Requirement:
Copy out all lines where "Photons" appears.

Entries:
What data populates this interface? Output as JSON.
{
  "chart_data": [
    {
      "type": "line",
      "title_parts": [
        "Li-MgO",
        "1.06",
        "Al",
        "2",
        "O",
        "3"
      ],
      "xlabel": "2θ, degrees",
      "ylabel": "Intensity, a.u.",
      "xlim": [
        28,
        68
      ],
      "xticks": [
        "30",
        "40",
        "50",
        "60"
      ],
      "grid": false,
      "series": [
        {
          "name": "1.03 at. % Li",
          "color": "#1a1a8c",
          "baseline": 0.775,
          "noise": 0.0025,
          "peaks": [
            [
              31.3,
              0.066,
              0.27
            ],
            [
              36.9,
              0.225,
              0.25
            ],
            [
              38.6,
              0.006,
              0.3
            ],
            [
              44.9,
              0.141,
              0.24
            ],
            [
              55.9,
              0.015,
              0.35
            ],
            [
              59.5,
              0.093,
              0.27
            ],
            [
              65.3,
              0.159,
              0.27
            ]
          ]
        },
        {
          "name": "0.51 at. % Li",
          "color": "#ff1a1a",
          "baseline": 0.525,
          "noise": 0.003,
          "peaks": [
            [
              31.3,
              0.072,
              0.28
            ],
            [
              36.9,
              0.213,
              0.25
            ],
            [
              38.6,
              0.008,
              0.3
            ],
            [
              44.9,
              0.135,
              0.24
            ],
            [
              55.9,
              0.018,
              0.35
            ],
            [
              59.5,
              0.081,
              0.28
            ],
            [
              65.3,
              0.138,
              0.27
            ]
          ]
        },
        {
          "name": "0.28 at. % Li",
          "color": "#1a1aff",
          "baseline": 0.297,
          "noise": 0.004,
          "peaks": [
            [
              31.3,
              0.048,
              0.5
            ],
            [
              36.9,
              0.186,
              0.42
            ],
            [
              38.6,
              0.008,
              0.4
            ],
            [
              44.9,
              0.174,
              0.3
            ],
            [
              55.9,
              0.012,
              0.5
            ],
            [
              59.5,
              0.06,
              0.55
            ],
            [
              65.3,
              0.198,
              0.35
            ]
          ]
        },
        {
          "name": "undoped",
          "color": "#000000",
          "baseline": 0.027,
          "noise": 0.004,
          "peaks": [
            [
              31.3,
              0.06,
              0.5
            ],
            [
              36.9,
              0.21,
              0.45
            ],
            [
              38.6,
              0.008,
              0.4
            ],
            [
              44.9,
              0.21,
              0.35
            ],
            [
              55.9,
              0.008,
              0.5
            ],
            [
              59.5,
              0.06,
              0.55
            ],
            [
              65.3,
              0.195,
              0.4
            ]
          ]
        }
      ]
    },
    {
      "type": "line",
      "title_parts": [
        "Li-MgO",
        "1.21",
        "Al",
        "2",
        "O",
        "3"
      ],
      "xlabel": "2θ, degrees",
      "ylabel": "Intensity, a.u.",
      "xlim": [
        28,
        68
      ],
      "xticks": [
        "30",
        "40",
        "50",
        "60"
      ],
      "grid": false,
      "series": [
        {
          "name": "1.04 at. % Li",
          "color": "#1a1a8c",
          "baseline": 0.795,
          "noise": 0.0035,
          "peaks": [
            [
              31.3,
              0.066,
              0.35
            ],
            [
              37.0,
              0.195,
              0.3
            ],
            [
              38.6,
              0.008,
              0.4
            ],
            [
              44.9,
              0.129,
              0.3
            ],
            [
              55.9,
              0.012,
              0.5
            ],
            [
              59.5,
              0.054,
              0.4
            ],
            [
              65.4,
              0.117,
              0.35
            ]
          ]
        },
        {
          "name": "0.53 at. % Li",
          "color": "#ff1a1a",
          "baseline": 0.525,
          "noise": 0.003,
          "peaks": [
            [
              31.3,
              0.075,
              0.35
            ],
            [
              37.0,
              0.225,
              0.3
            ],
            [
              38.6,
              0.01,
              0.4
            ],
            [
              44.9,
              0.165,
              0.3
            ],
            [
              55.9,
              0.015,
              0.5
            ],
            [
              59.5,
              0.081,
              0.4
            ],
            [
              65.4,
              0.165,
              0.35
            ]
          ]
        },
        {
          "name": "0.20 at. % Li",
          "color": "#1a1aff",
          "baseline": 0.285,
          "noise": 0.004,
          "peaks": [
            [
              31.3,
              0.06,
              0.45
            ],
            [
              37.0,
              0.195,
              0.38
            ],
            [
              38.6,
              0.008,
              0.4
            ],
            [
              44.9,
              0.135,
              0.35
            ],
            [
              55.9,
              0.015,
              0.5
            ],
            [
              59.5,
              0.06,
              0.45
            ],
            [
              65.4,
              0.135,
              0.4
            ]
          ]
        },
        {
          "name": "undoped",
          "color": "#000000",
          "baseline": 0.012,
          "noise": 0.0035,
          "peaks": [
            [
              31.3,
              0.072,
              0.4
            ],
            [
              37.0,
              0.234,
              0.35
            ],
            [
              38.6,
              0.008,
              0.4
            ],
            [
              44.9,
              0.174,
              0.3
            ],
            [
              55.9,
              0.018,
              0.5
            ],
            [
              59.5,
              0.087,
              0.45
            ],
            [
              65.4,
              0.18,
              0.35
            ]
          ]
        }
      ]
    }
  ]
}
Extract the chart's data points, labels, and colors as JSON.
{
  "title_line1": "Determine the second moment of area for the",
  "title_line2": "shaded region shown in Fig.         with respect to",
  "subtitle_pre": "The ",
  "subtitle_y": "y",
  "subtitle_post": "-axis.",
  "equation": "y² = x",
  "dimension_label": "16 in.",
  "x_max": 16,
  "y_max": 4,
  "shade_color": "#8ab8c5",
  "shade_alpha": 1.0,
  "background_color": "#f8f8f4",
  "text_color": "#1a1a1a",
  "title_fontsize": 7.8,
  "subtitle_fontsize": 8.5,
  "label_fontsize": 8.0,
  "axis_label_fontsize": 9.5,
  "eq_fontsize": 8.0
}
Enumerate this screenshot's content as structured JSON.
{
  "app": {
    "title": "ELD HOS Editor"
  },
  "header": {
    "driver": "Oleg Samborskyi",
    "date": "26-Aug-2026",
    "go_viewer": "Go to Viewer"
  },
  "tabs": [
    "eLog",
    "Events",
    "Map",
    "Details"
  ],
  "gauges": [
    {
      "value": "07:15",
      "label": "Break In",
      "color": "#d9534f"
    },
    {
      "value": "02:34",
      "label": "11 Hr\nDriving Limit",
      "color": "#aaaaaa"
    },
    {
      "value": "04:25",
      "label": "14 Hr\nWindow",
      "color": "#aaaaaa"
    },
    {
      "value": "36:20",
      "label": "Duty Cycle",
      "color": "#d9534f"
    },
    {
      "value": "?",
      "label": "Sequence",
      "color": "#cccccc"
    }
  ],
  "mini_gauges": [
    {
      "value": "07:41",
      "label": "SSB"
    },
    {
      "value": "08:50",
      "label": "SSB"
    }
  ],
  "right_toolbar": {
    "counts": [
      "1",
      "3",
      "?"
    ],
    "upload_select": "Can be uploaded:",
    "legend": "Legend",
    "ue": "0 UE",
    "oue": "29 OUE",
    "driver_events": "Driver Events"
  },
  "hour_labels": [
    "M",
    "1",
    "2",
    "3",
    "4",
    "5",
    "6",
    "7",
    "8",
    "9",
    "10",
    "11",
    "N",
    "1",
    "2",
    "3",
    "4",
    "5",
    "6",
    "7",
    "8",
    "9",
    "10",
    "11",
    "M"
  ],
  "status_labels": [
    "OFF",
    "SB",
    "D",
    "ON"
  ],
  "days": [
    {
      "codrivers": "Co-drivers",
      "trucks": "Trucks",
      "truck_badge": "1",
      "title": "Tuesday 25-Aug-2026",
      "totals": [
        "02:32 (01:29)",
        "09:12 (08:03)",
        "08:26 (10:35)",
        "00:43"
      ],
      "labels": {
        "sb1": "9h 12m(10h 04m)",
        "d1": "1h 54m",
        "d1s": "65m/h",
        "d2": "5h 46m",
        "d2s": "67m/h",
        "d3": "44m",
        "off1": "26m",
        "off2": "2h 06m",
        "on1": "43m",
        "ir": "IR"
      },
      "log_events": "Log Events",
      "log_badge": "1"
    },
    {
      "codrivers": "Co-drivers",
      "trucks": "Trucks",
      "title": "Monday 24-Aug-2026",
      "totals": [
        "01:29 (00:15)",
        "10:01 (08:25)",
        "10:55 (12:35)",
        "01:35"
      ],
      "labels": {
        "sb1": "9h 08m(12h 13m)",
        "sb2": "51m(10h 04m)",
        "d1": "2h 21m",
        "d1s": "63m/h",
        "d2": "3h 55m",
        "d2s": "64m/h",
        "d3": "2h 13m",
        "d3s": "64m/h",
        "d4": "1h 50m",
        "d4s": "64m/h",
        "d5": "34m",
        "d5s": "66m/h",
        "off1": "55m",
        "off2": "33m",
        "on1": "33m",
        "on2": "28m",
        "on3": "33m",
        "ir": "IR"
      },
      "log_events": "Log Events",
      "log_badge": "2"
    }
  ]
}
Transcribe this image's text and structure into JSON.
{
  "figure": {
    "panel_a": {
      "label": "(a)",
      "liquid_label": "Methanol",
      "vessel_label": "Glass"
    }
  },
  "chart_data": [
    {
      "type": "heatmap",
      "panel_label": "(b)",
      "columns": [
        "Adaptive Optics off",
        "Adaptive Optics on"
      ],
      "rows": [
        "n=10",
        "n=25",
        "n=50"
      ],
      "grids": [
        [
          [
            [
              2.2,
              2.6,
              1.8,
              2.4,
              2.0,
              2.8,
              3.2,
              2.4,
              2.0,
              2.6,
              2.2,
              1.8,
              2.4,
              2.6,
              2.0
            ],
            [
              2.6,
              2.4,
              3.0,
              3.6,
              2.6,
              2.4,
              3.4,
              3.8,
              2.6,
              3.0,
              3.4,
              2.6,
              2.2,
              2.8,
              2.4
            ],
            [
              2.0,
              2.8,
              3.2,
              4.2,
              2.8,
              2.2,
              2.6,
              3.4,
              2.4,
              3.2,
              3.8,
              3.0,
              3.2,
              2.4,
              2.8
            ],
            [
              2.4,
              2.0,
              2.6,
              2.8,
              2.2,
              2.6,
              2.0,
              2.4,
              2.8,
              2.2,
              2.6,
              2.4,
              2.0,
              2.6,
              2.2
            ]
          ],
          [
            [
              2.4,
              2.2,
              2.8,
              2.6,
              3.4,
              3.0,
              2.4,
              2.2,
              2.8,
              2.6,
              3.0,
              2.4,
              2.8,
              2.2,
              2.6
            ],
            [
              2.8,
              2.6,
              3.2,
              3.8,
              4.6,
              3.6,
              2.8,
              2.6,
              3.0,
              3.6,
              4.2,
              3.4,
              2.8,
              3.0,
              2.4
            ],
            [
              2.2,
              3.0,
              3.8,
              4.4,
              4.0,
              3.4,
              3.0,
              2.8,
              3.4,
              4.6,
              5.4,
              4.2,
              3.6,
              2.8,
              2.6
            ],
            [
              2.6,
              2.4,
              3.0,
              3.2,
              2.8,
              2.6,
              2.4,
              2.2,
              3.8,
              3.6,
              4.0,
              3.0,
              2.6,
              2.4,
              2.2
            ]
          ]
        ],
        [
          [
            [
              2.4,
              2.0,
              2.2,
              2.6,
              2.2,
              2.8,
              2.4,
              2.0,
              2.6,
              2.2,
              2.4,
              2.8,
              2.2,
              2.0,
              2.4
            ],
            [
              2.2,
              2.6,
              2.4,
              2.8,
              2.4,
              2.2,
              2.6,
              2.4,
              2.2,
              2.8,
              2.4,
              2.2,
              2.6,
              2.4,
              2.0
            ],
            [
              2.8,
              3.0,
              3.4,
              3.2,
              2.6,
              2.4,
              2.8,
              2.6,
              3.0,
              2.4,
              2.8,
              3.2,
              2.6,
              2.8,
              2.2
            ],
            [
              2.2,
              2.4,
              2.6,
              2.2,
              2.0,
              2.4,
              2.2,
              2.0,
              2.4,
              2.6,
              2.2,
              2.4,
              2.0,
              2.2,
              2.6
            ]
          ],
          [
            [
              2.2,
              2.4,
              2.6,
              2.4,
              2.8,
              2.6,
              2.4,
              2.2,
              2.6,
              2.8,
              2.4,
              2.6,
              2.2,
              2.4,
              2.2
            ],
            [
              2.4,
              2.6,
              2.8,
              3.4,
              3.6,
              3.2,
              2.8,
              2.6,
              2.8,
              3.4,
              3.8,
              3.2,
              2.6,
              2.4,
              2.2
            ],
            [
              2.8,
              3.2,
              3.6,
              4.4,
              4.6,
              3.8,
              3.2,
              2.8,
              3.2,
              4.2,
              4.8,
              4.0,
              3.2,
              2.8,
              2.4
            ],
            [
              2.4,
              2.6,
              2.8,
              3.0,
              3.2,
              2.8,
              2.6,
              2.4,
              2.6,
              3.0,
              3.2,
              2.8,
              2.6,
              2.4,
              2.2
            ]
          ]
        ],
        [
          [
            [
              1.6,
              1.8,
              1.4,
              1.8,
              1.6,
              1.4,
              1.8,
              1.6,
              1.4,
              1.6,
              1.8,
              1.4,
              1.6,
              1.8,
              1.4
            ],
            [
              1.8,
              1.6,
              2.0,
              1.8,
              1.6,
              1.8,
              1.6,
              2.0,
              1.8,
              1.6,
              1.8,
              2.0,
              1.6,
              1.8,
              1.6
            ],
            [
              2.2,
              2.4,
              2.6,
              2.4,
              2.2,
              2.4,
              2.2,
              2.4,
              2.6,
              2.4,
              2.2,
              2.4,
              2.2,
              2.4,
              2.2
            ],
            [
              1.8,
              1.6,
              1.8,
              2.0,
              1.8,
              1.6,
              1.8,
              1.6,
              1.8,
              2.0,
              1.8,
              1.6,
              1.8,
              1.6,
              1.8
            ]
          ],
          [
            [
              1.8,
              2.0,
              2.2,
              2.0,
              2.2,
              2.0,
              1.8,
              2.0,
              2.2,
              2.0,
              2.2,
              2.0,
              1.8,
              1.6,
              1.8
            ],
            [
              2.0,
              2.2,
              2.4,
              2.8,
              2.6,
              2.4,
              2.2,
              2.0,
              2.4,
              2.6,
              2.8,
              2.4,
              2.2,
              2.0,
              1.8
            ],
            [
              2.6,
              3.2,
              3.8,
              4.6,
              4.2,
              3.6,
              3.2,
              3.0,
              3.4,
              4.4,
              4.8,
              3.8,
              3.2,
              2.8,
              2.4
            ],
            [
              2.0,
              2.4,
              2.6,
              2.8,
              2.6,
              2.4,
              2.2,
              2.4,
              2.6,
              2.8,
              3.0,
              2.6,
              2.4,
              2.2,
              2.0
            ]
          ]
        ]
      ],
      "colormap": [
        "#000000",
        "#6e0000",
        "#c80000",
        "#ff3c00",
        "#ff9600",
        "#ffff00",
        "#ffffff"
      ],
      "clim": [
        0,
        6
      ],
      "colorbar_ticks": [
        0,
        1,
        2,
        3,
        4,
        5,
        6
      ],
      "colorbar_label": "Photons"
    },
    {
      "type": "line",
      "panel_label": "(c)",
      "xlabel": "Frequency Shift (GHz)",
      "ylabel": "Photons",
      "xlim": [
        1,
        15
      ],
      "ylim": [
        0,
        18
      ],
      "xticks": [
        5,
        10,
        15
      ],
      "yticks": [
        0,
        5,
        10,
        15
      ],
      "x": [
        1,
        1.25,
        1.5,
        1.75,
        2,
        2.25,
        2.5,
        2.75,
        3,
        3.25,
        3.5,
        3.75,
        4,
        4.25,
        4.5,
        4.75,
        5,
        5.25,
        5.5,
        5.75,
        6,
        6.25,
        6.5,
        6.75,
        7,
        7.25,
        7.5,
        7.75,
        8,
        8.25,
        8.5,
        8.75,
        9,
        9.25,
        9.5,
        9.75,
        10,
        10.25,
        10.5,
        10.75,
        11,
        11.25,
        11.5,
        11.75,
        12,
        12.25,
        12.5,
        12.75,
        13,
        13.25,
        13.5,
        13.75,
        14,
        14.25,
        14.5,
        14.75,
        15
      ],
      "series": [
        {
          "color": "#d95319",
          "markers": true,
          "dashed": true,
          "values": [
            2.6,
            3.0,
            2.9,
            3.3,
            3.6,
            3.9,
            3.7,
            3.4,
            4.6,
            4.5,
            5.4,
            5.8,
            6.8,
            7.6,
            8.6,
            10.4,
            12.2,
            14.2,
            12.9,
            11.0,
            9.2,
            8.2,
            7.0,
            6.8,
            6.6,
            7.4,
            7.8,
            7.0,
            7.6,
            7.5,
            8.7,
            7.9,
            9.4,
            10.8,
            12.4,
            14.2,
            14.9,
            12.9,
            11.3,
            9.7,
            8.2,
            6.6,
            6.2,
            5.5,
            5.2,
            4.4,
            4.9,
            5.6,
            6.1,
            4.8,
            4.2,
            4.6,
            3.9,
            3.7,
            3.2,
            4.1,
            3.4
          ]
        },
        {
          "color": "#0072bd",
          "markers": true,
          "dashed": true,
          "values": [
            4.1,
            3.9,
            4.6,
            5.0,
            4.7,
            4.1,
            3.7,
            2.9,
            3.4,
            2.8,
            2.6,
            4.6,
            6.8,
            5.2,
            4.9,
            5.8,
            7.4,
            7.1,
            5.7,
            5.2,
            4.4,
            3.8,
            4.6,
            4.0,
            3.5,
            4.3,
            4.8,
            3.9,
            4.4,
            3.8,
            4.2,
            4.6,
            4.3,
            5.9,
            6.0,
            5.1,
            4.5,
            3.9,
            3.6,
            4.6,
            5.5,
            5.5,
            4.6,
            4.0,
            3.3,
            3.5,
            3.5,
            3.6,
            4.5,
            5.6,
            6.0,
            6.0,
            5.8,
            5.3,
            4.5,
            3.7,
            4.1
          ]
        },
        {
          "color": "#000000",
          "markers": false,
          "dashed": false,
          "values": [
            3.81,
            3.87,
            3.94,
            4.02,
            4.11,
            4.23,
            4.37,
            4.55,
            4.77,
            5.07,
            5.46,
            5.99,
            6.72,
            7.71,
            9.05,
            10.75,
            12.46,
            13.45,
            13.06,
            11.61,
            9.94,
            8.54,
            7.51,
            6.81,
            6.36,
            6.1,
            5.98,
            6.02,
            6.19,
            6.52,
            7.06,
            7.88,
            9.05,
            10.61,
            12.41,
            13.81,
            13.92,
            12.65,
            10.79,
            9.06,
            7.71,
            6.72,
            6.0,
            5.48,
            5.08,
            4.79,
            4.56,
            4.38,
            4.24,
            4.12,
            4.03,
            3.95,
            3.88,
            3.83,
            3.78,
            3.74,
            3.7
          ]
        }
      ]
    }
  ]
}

Reply to the task:
      "colorbar_label": "Photons"
      "ylabel": "Photons",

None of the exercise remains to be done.